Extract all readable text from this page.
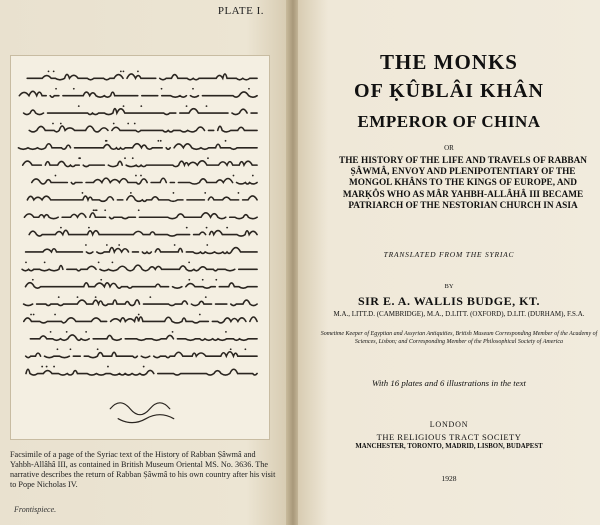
PLATE I.
Facsimile of a page of the Syriac text of the History of Rabban Ṣâwmâ and Yahbh-Allâhâ III, as contained in British Museum Oriental MS. No. 3636. The narrative describes the return of Rabban Ṣâwmâ to his own country after his visit to Pope Nicholas IV.
Frontispiece.
THE MONKS
OF ḲÛBLÂI KHÂN
EMPEROR OF CHINA
OR
THE HISTORY OF THE LIFE AND TRAVELS OF RABBAN ṢÂWMÂ, ENVOY AND PLENIPOTENTIARY OF THE MONGOL KHÂNS TO THE KINGS OF EUROPE, AND MARḲÔS WHO AS MÂR YAHBH-ALLÂHÂ III BECAME PATRIARCH OF THE NESTORIAN CHURCH IN ASIA
TRANSLATED FROM THE SYRIAC
BY
SIR E. A. WALLIS BUDGE, KT.
M.A., LITT.D. (CAMBRIDGE), M.A., D.LITT. (OXFORD), D.LIT. (DURHAM), F.S.A.
Sometime Keeper of Egyptian and Assyrian Antiquities, British Museum Corresponding Member of the Academy of Sciences, Lisbon; and Corresponding Member of the Philosophical Society of America
With 16 plates and 6 illustrations in the text
LONDON
THE RELIGIOUS TRACT SOCIETY
MANCHESTER, TORONTO, MADRID, LISBON, BUDAPEST
1928
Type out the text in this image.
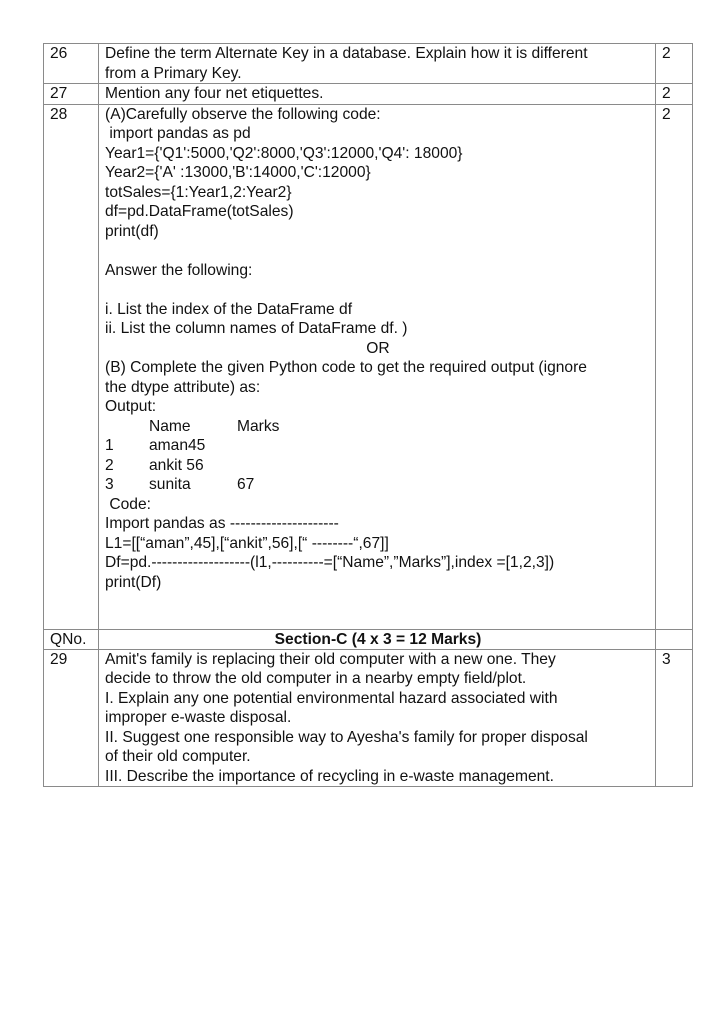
26	Define the term Alternate Key in a database. Explain how it is different
from a Primary Key.	2
27	Mention any four net etiquettes.	2
28	(A)Carefully observe the following code:
import pandas as pd
Year1={'Q1':5000,'Q2':8000,'Q3':12000,'Q4': 18000}
Year2={'A' :13000,'B':14000,'C':12000}
totSales={1:Year1,2:Year2}
df=pd.DataFrame(totSales)
print(df)
Answer the following:
i. List the index of the DataFrame df
ii. List the column names of DataFrame df. )
OR
(B) Complete the given Python code to get the required output (ignore
the dtype attribute) as:
Output:
Name	Marks
1	aman45
2	ankit 56
3	sunita	67
Code:
Import pandas as ---------------------
L1=[[“aman”,45],[“ankit”,56],[“ --------“,67]]
Df=pd.-------------------(l1,----------=[“Name”,”Marks”],index =[1,2,3])
print(Df)
	2
QNo.	Section-C (4 x 3 = 12 Marks)	
29	Amit's family is replacing their old computer with a new one. They
decide to throw the old computer in a nearby empty field/plot.
I. Explain any one potential environmental hazard associated with
improper e-waste disposal.
II. Suggest one responsible way to Ayesha's family for proper disposal
of their old computer.
III. Describe the importance of recycling in e-waste management.
	3
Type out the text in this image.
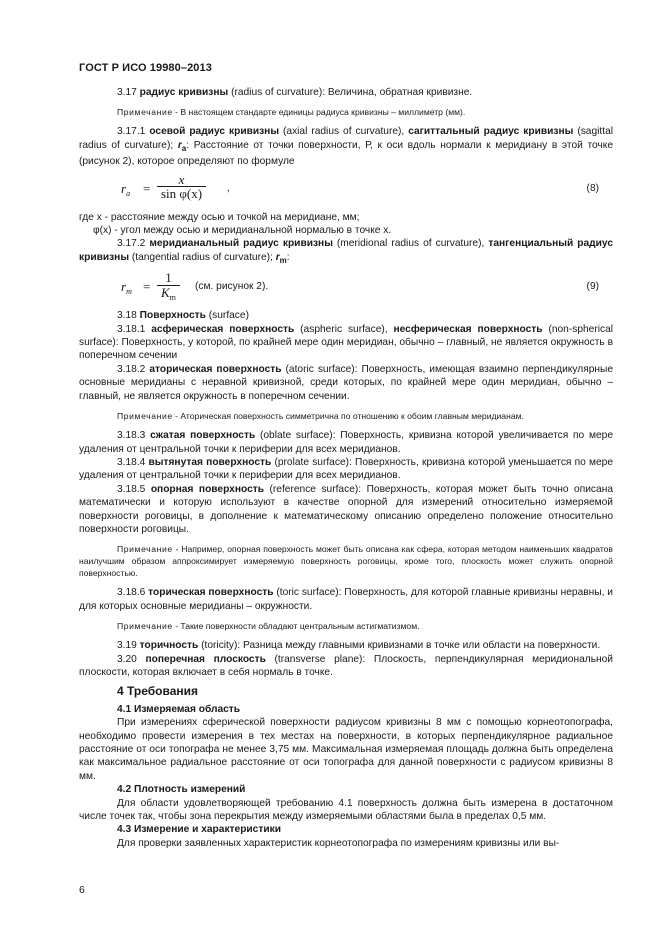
ГОСТ Р ИСО 19980–2013

3.17 радиус кривизны (radius of curvature): Величина, обратная кривизне.

Примечание - В настоящем стандарте единицы радиуса кривизны – миллиметр (мм).

3.17.1 осевой радиус кривизны (axial radius of curvature), сагиттальный радиус кривизны (sagittal radius of curvature); $r_a$: Расстояние от точки поверхности, Р, к оси вдоль нормали к меридиану в этой точке (рисунок 2), которое определяют по формуле

$r_a$ =
x
sin φ(x)	,	(8)

где x - расстояние между осью и точкой на меридиане, мм;

φ(x) - угол между осью и меридианальной нормалью в точке x.

3.17.2 меридианальный радиус кривизны (meridional radius of curvature), тангенциальный радиус кривизны (tangential radius of curvature); $r_m$:

$r_m$ =
1
$K_m$
(см. рисунок 2).	(9)

3.18 Поверхность (surface)

3.18.1 асферическая поверхность (aspheric surface), несферическая поверхность (non-spherical surface): Поверхность, у которой, по крайней мере один меридиан, обычно – главный, не является окружность в поперечном сечении

3.18.2 аторическая поверхность (atoric surface): Поверхность, имеющая взаимно перпендикулярные основные меридианы с неравной кривизной, среди которых, по крайней мере один меридиан, обычно – главный, не является окружность в поперечном сечении.

Примечание - Аторическая поверхность симметрична по отношению к обоим главным меридианам.

3.18.3 сжатая поверхность (oblate surface): Поверхность, кривизна которой увеличивается по мере удаления от центральной точки к периферии для всех меридианов.

3.18.4 вытянутая поверхность (prolate surface): Поверхность, кривизна которой уменьшается по мере удаления от центральной точки к периферии для всех меридианов.

3.18.5 опорная поверхность (reference surface): Поверхность, которая может быть точно описана математически и которую используют в качестве опорной для измерений относительно измеряемой поверхности роговицы, в дополнение к математическому описанию определено положение относительно поверхности роговицы.

Примечание - Например, опорная поверхность может быть описана как сфера, которая методом наименьших квадратов наилучшим образом аппроксимирует измеряемую поверхность роговицы, кроме того, плоскость может служить опорной поверхностью.

3.18.6 торическая поверхность (toric surface): Поверхность, для которой главные кривизны неравны, и для которых основные меридианы – окружности.

Примечание - Такие поверхности обладают центральным астигматизмом.

3.19 торичность (toricity): Разница между главными кривизнами в точке или области на поверхности.

3.20 поперечная плоскость (transverse plane): Плоскость, перпендикулярная меридиональной плоскости, которая включает в себя нормаль в точке.

4 Требования

4.1 Измеряемая область

При измерениях сферической поверхности радиусом кривизны 8 мм с помощью корнеотопографа, необходимо провести измерения в тех местах на поверхности, в которых перпендикулярное радиальное расстояние от оси топографа не менее 3,75 мм. Максимальная измеряемая площадь должна быть определена как максимальное радиальное расстояние от оси топографа для данной поверхности с радиусом кривизны 8 мм.

4.2 Плотность измерений

Для области удовлетворяющей требованию 4.1 поверхность должна быть измерена в достаточном числе точек так, чтобы зона перекрытия между измеряемыми областями была в пределах 0,5 мм.

4.3 Измерение и характеристики

Для проверки заявленных характеристик корнеотопографа по измерениям кривизны или вы-

6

DIRECTIVE: Transcribe all the lines above exactly, apart from the pictures.

FINAL RESULT:
Extract all readable text from this page.
PLATE I.
Facsimile of a page of the Syriac text of the History of Rabban Ṣâwmâ and Yahbh-Allâhâ III, as contained in British Museum Oriental MS. No. 3636. The narrative describes the return of Rabban Ṣâwmâ to his own country after his visit to Pope Nicholas IV.
Frontispiece.
THE MONKS
OF ḲÛBLÂI KHÂN
EMPEROR OF CHINA
OR
THE HISTORY OF THE LIFE AND TRAVELS OF RABBAN ṢÂWMÂ, ENVOY AND PLENIPOTENTIARY OF THE MONGOL KHÂNS TO THE KINGS OF EUROPE, AND MARḲÔS WHO AS MÂR YAHBH-ALLÂHÂ III BECAME PATRIARCH OF THE NESTORIAN CHURCH IN ASIA
TRANSLATED FROM THE SYRIAC
BY
SIR E. A. WALLIS BUDGE, KT.
M.A., LITT.D. (CAMBRIDGE), M.A., D.LITT. (OXFORD), D.LIT. (DURHAM), F.S.A.
Sometime Keeper of Egyptian and Assyrian Antiquities, British Museum Corresponding Member of the Academy of Sciences, Lisbon; and Corresponding Member of the Philosophical Society of America
With 16 plates and 6 illustrations in the text
LONDON
THE RELIGIOUS TRACT SOCIETY
MANCHESTER, TORONTO, MADRID, LISBON, BUDAPEST
1928
Type out the text in this image.
26	Define the term Alternate Key in a database. Explain how it is different
from a Primary Key.	2
27	Mention any four net etiquettes.	2
28	(A)Carefully observe the following code:
import pandas as pd
Year1={'Q1':5000,'Q2':8000,'Q3':12000,'Q4': 18000}
Year2={'A' :13000,'B':14000,'C':12000}
totSales={1:Year1,2:Year2}
df=pd.DataFrame(totSales)
print(df)
Answer the following:
i. List the index of the DataFrame df
ii. List the column names of DataFrame df. )
OR
(B) Complete the given Python code to get the required output (ignore
the dtype attribute) as:
Output:
Name	Marks
1	aman45
2	ankit 56
3	sunita	67
Code:
Import pandas as ---------------------
L1=[[“aman”,45],[“ankit”,56],[“ --------“,67]]
Df=pd.-------------------(l1,----------=[“Name”,”Marks”],index =[1,2,3])
print(Df)
	2
QNo.	Section-C (4 x 3 = 12 Marks)	
29	Amit's family is replacing their old computer with a new one. They
decide to throw the old computer in a nearby empty field/plot.
I. Explain any one potential environmental hazard associated with
improper e-waste disposal.
II. Suggest one responsible way to Ayesha's family for proper disposal
of their old computer.
III. Describe the importance of recycling in e-waste management.
	3
Type out the text in this image.
ГОСТ Р ИСО 19980–2013

3.17 радиус кривизны (radius of curvature): Величина, обратная кривизне.

Примечание - В настоящем стандарте единицы радиуса кривизны – миллиметр (мм).

3.17.1 осевой радиус кривизны (axial radius of curvature), сагиттальный радиус кривизны (sagittal radius of curvature); $r_a$: Расстояние от точки поверхности, Р, к оси вдоль нормали к меридиану в этой точке (рисунок 2), которое определяют по формуле

$r_a$ =
x
sin φ(x)	,	(8)

где x - расстояние между осью и точкой на меридиане, мм;

φ(x) - угол между осью и меридианальной нормалью в точке x.

3.17.2 меридианальный радиус кривизны (meridional radius of curvature), тангенциальный радиус кривизны (tangential radius of curvature); $r_m$:

$r_m$ =
1
$K_m$
(см. рисунок 2).	(9)

3.18 Поверхность (surface)

3.18.1 асферическая поверхность (aspheric surface), несферическая поверхность (non-spherical surface): Поверхность, у которой, по крайней мере один меридиан, обычно – главный, не является окружность в поперечном сечении

3.18.2 аторическая поверхность (atoric surface): Поверхность, имеющая взаимно перпендикулярные основные меридианы с неравной кривизной, среди которых, по крайней мере один меридиан, обычно – главный, не является окружность в поперечном сечении.

Примечание - Аторическая поверхность симметрична по отношению к обоим главным меридианам.

3.18.3 сжатая поверхность (oblate surface): Поверхность, кривизна которой увеличивается по мере удаления от центральной точки к периферии для всех меридианов.

3.18.4 вытянутая поверхность (prolate surface): Поверхность, кривизна которой уменьшается по мере удаления от центральной точки к периферии для всех меридианов.

3.18.5 опорная поверхность (reference surface): Поверхность, которая может быть точно описана математически и которую используют в качестве опорной для измерений относительно измеряемой поверхности роговицы, в дополнение к математическому описанию определено положение относительно поверхности роговицы.

Примечание - Например, опорная поверхность может быть описана как сфера, которая методом наименьших квадратов наилучшим образом аппроксимирует измеряемую поверхность роговицы, кроме того, плоскость может служить опорной поверхностью.

3.18.6 торическая поверхность (toric surface): Поверхность, для которой главные кривизны неравны, и для которых основные меридианы – окружности.

Примечание - Такие поверхности обладают центральным астигматизмом.

3.19 торичность (toricity): Разница между главными кривизнами в точке или области на поверхности.

3.20 поперечная плоскость (transverse plane): Плоскость, перпендикулярная меридиональной плоскости, которая включает в себя нормаль в точке.

4 Требования

4.1 Измеряемая область

При измерениях сферической поверхности радиусом кривизны 8 мм с помощью корнеотопографа, необходимо провести измерения в тех местах на поверхности, в которых перпендикулярное радиальное расстояние от оси топографа не менее 3,75 мм. Максимальная измеряемая площадь должна быть определена как максимальное радиальное расстояние от оси топографа для данной поверхности с радиусом кривизны 8 мм.

4.2 Плотность измерений

Для области удовлетворяющей требованию 4.1 поверхность должна быть измерена в достаточном числе точек так, чтобы зона перекрытия между измеряемыми областями была в пределах 0,5 мм.

4.3 Измерение и характеристики

Для проверки заявленных характеристик корнеотопографа по измерениям кривизны или вы-

6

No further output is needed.